BEGIN EXERCISE MATERIAL

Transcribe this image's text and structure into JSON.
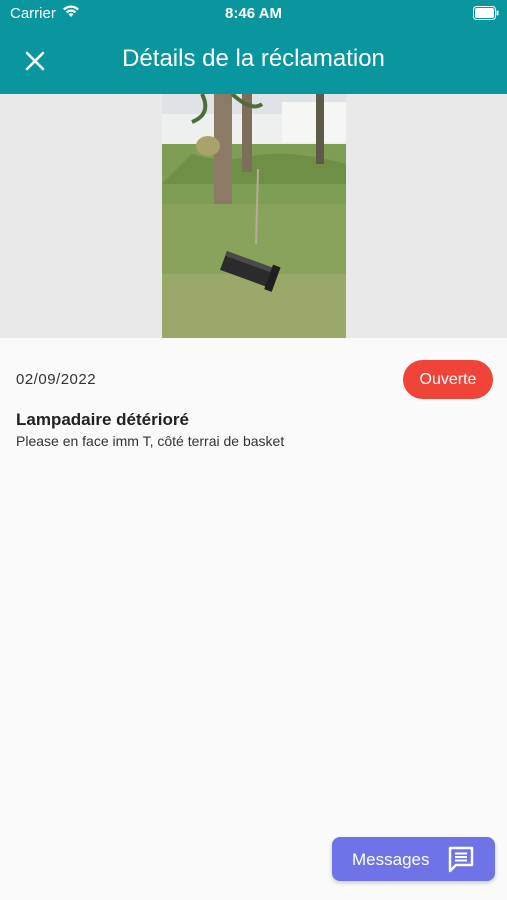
{
  "status_bar": {
    "carrier": "Carrier",
    "time": "8:46 AM"
  },
  "header": {
    "title": "Détails de la réclamation"
  },
  "claim": {
    "date": "02/09/2022",
    "status": "Ouverte",
    "status_color": "#f04438",
    "title": "Lampadaire détérioré",
    "description": "Please en face imm T, côté terrai de basket"
  },
  "actions": {
    "messages_label": "Messages"
  },
  "colors": {
    "header": "#0a969f",
    "messages_button": "#6e74e8"
  }
}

END EXERCISE MATERIAL

Make a verbatim copy of all the entries and strip out the pictures.

Transcribe this image's text and structure into JSON.
{
  "status_bar": {
    "carrier": "Carrier",
    "time": "8:46 AM"
  },
  "header": {
    "title": "Détails de la réclamation"
  },
  "claim": {
    "date": "02/09/2022",
    "status": "Ouverte",
    "status_color": "#f04438",
    "title": "Lampadaire détérioré",
    "description": "Please en face imm T, côté terrai de basket"
  },
  "actions": {
    "messages_label": "Messages"
  },
  "colors": {
    "header": "#0a969f",
    "messages_button": "#6e74e8"
  }
}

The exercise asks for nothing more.